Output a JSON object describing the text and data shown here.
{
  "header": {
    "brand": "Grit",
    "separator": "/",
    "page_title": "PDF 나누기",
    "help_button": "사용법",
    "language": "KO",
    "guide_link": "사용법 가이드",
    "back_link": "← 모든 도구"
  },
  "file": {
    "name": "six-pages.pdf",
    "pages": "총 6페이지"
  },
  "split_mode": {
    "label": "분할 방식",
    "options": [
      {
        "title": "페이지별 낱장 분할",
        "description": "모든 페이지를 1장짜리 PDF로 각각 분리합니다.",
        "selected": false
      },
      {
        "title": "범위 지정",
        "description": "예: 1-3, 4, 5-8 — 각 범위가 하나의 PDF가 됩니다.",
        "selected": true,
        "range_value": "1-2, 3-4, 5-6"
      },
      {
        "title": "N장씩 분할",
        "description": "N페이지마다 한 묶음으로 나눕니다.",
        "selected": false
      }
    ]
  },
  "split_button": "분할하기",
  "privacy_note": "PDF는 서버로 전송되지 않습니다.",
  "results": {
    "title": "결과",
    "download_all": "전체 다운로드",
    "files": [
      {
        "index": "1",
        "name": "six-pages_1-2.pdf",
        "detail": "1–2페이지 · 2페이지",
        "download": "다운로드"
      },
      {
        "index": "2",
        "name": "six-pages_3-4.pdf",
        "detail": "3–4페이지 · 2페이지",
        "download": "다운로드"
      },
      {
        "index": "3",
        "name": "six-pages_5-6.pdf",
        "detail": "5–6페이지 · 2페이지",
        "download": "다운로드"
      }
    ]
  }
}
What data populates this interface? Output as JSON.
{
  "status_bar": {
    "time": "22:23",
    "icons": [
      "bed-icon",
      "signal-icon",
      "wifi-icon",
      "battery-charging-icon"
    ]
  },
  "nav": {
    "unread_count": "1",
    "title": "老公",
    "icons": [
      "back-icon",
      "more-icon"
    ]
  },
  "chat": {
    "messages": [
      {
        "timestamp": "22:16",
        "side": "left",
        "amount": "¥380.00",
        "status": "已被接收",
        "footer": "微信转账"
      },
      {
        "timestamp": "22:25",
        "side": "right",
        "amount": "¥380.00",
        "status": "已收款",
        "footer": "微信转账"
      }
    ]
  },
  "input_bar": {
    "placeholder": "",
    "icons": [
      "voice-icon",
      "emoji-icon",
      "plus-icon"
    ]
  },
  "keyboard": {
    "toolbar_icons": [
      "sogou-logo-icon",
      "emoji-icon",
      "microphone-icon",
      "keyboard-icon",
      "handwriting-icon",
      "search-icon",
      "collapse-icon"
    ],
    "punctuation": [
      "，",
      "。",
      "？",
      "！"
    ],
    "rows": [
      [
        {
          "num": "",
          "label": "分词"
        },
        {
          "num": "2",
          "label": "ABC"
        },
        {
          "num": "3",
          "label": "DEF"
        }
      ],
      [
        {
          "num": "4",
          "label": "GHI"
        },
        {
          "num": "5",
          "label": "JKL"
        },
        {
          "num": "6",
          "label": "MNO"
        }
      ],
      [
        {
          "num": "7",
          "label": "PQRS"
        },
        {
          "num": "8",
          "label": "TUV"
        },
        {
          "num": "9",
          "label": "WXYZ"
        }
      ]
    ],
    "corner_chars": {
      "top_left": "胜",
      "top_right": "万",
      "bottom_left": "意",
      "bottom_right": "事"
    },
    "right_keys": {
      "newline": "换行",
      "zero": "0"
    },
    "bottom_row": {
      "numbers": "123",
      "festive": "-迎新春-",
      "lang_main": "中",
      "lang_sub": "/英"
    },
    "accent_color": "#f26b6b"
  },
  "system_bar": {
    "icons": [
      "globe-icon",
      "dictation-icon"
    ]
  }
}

○ ○ ○ ○

Select every line of the material above holding the word "data" and copy it.

### [Output of the exercise]
Output a JSON object describing the text and data shown here.
What data populates this interface? Output as JSON.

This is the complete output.